What you will do – Print the records again, character for character.

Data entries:
--
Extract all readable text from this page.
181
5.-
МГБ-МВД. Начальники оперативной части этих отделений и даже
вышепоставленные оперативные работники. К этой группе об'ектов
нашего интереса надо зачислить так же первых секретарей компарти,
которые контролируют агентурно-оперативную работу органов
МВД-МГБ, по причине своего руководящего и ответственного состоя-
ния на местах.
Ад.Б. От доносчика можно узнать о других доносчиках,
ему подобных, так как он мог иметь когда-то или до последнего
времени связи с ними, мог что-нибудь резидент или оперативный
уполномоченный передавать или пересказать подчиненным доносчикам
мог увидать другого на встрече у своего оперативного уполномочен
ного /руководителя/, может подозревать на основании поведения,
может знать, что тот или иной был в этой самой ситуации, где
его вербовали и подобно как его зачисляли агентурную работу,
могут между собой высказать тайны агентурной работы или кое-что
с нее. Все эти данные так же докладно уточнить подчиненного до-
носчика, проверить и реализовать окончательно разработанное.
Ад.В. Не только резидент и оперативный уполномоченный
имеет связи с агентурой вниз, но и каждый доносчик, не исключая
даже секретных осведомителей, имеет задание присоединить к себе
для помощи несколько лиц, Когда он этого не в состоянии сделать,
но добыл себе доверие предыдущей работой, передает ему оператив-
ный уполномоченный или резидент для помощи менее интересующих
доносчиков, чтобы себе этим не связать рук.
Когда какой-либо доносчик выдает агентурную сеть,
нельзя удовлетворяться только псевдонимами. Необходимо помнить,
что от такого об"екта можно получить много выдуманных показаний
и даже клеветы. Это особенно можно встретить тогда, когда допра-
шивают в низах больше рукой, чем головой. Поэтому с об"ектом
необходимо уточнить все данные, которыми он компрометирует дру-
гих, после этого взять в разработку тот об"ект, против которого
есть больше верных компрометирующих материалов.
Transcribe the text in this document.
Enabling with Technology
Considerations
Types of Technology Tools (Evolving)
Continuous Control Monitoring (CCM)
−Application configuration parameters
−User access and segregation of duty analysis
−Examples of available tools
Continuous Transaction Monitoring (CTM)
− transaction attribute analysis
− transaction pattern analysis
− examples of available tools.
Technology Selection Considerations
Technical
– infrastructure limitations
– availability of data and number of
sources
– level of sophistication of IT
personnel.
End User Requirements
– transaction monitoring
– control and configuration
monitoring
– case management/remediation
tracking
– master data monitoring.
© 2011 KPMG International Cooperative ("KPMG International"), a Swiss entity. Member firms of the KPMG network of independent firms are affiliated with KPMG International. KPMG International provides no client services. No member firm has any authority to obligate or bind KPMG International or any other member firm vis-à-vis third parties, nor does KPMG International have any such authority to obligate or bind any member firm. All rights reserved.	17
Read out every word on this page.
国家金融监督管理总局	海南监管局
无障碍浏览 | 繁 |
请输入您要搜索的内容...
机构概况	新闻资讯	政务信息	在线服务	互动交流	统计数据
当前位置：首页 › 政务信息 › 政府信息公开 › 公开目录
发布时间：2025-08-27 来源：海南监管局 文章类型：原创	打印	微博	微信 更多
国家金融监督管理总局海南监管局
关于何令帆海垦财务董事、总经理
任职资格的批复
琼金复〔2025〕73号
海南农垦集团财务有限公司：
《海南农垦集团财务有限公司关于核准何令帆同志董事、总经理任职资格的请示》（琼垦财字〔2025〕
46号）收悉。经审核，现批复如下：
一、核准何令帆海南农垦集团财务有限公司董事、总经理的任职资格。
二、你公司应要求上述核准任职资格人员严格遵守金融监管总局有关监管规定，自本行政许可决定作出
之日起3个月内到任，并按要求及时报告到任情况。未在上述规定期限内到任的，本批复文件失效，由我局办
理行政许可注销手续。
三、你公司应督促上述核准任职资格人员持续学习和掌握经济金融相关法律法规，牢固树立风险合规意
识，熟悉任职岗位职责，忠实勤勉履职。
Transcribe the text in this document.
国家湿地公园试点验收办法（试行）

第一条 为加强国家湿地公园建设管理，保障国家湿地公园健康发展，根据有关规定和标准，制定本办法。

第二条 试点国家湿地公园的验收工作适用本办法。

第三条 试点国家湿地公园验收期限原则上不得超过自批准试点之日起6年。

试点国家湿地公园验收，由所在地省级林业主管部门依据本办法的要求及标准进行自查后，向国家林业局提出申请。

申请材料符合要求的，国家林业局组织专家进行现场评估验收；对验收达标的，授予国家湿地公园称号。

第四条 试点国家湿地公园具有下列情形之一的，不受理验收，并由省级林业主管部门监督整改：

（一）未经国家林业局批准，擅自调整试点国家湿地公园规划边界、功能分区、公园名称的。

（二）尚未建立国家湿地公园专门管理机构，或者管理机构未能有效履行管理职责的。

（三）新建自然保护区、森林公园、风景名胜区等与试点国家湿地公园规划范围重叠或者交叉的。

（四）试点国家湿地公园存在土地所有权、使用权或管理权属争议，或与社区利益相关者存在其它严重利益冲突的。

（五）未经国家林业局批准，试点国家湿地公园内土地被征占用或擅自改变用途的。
--
Finished task –
Extract all readable text from this page.
181
5.-
МГБ-МВД. Начальники оперативной части этих отделений и даже
вышепоставленные оперативные работники. К этой группе об'ектов
нашего интереса надо зачислить так же первых секретарей компарти,
которые контролируют агентурно-оперативную работу органов
МВД-МГБ, по причине своего руководящего и ответственного состоя-
ния на местах.
Ад.Б. От доносчика можно узнать о других доносчиках,
ему подобных, так как он мог иметь когда-то или до последнего
времени связи с ними, мог что-нибудь резидент или оперативный
уполномоченный передавать или пересказать подчиненным доносчикам
мог увидать другого на встрече у своего оперативного уполномочен
ного /руководителя/, может подозревать на основании поведения,
может знать, что тот или иной был в этой самой ситуации, где
его вербовали и подобно как его зачисляли агентурную работу,
могут между собой высказать тайны агентурной работы или кое-что
с нее. Все эти данные так же докладно уточнить подчиненного до-
носчика, проверить и реализовать окончательно разработанное.
Ад.В. Не только резидент и оперативный уполномоченный
имеет связи с агентурой вниз, но и каждый доносчик, не исключая
даже секретных осведомителей, имеет задание присоединить к себе
для помощи несколько лиц, Когда он этого не в состоянии сделать,
но добыл себе доверие предыдущей работой, передает ему оператив-
ный уполномоченный или резидент для помощи менее интересующих
доносчиков, чтобы себе этим не связать рук.
Когда какой-либо доносчик выдает агентурную сеть,
нельзя удовлетворяться только псевдонимами. Необходимо помнить,
что от такого об"екта можно получить много выдуманных показаний
и даже клеветы. Это особенно можно встретить тогда, когда допра-
шивают в низах больше рукой, чем головой. Поэтому с об"ектом
необходимо уточнить все данные, которыми он компрометирует дру-
гих, после этого взять в разработку тот об"ект, против которого
есть больше верных компрометирующих материалов.
Transcribe the text in this document.
Enabling with Technology
Considerations
Types of Technology Tools (Evolving)
Continuous Control Monitoring (CCM)
−Application configuration parameters
−User access and segregation of duty analysis
−Examples of available tools
Continuous Transaction Monitoring (CTM)
− transaction attribute analysis
− transaction pattern analysis
− examples of available tools.
Technology Selection Considerations
Technical
– infrastructure limitations
– availability of data and number of
sources
– level of sophistication of IT
personnel.
End User Requirements
– transaction monitoring
– control and configuration
monitoring
– case management/remediation
tracking
– master data monitoring.
© 2011 KPMG International Cooperative ("KPMG International"), a Swiss entity. Member firms of the KPMG network of independent firms are affiliated with KPMG International. KPMG International provides no client services. No member firm has any authority to obligate or bind KPMG International or any other member firm vis-à-vis third parties, nor does KPMG International have any such authority to obligate or bind any member firm. All rights reserved.	17
Read out every word on this page.
国家金融监督管理总局	海南监管局
无障碍浏览 | 繁 |
请输入您要搜索的内容...
机构概况	新闻资讯	政务信息	在线服务	互动交流	统计数据
当前位置：首页 › 政务信息 › 政府信息公开 › 公开目录
发布时间：2025-08-27 来源：海南监管局 文章类型：原创	打印	微博	微信 更多
国家金融监督管理总局海南监管局
关于何令帆海垦财务董事、总经理
任职资格的批复
琼金复〔2025〕73号
海南农垦集团财务有限公司：
《海南农垦集团财务有限公司关于核准何令帆同志董事、总经理任职资格的请示》（琼垦财字〔2025〕
46号）收悉。经审核，现批复如下：
一、核准何令帆海南农垦集团财务有限公司董事、总经理的任职资格。
二、你公司应要求上述核准任职资格人员严格遵守金融监管总局有关监管规定，自本行政许可决定作出
之日起3个月内到任，并按要求及时报告到任情况。未在上述规定期限内到任的，本批复文件失效，由我局办
理行政许可注销手续。
三、你公司应督促上述核准任职资格人员持续学习和掌握经济金融相关法律法规，牢固树立风险合规意
识，熟悉任职岗位职责，忠实勤勉履职。
Transcribe the text in this document.
国家湿地公园试点验收办法（试行）

第一条 为加强国家湿地公园建设管理，保障国家湿地公园健康发展，根据有关规定和标准，制定本办法。

第二条 试点国家湿地公园的验收工作适用本办法。

第三条 试点国家湿地公园验收期限原则上不得超过自批准试点之日起6年。

试点国家湿地公园验收，由所在地省级林业主管部门依据本办法的要求及标准进行自查后，向国家林业局提出申请。

申请材料符合要求的，国家林业局组织专家进行现场评估验收；对验收达标的，授予国家湿地公园称号。

第四条 试点国家湿地公园具有下列情形之一的，不受理验收，并由省级林业主管部门监督整改：

（一）未经国家林业局批准，擅自调整试点国家湿地公园规划边界、功能分区、公园名称的。

（二）尚未建立国家湿地公园专门管理机构，或者管理机构未能有效履行管理职责的。

（三）新建自然保护区、森林公园、风景名胜区等与试点国家湿地公园规划范围重叠或者交叉的。

（四）试点国家湿地公园存在土地所有权、使用权或管理权属争议，或与社区利益相关者存在其它严重利益冲突的。

（五）未经国家林业局批准，试点国家湿地公园内土地被征占用或擅自改变用途的。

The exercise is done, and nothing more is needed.